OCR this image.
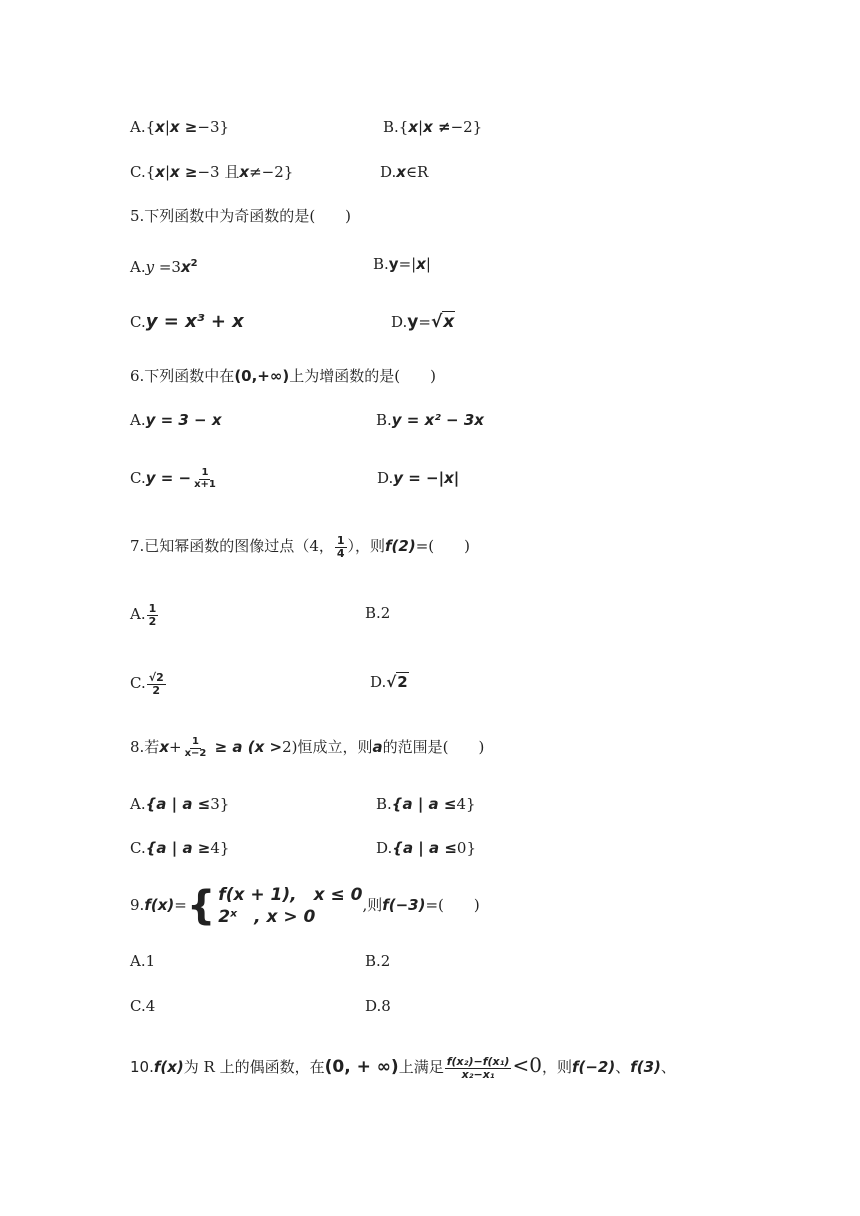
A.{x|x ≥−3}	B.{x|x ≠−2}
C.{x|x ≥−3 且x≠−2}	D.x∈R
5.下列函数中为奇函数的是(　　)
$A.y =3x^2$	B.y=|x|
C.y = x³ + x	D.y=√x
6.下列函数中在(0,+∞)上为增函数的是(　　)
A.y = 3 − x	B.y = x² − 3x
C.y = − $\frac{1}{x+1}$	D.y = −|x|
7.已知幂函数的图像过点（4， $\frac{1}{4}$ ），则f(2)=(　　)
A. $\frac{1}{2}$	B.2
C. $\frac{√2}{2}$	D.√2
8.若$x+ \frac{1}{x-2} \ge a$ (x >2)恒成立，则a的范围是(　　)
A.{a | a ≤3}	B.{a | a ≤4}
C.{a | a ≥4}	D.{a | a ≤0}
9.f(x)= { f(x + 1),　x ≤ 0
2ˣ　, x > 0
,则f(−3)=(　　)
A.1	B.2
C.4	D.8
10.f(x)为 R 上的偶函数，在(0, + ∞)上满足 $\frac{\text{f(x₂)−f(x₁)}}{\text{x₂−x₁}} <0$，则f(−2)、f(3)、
# # # #
◆ Set task ◆
Nothing in the entries above should change when they are printed again, except that the pictures are dropped.

◆ Exercise output ◆
OCR this image.
A.{x|x ≥−3}	B.{x|x ≠−2}
C.{x|x ≥−3 且x≠−2}	D.x∈R
5.下列函数中为奇函数的是(　　)
$A.y =3x^2$	B.y=|x|
C.y = x³ + x	D.y=√x
6.下列函数中在(0,+∞)上为增函数的是(　　)
A.y = 3 − x	B.y = x² − 3x
C.y = − $\frac{1}{x+1}$	D.y = −|x|
7.已知幂函数的图像过点（4， $\frac{1}{4}$ ），则f(2)=(　　)
A. $\frac{1}{2}$	B.2
C. $\frac{√2}{2}$	D.√2
8.若$x+ \frac{1}{x-2} \ge a$ (x >2)恒成立，则a的范围是(　　)
A.{a | a ≤3}	B.{a | a ≤4}
C.{a | a ≥4}	D.{a | a ≤0}
9.f(x)= { f(x + 1),　x ≤ 0
2ˣ　, x > 0
,则f(−3)=(　　)
A.1	B.2
C.4	D.8
10.f(x)为 R 上的偶函数，在(0, + ∞)上满足 $\frac{\text{f(x₂)−f(x₁)}}{\text{x₂−x₁}} <0$，则f(−2)、f(3)、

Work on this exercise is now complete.